Segment Start: Extracted entries

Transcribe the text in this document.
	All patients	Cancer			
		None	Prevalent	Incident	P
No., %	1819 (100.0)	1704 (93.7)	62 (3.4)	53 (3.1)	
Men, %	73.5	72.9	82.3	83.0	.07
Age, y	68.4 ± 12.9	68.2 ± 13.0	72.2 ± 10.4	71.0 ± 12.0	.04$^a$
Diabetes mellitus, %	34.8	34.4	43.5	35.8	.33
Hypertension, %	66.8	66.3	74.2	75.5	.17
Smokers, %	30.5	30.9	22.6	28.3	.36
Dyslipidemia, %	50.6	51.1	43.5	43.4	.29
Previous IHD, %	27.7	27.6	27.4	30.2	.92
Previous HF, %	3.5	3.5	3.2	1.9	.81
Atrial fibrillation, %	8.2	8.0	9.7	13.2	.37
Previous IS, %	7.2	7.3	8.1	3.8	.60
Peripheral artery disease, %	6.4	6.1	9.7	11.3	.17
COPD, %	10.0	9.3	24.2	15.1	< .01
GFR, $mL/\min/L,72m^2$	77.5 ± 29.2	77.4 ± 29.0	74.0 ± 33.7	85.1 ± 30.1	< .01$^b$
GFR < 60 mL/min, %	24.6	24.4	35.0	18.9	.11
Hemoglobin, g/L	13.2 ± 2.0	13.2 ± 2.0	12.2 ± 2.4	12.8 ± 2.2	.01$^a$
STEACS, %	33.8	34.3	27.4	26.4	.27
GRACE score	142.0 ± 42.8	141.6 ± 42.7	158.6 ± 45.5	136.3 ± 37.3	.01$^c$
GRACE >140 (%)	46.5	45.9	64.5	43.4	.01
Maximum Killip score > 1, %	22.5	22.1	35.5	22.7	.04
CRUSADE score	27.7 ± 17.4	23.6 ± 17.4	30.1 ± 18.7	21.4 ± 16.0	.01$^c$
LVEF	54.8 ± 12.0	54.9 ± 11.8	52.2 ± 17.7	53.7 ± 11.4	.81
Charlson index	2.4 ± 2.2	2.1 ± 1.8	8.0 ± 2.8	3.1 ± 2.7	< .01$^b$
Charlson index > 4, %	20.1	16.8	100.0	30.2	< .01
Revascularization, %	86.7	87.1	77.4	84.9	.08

Segment End: Extracted entries

◆ Task statement
Copy every line of the data where "Previous" is found.

◆ Written response
Previous IHD, %	27.7	27.6	27.4	30.2	.92
Previous HF, %	3.5	3.5	3.2	1.9	.81
Previous IS, %	7.2	7.3	8.1	3.8	.60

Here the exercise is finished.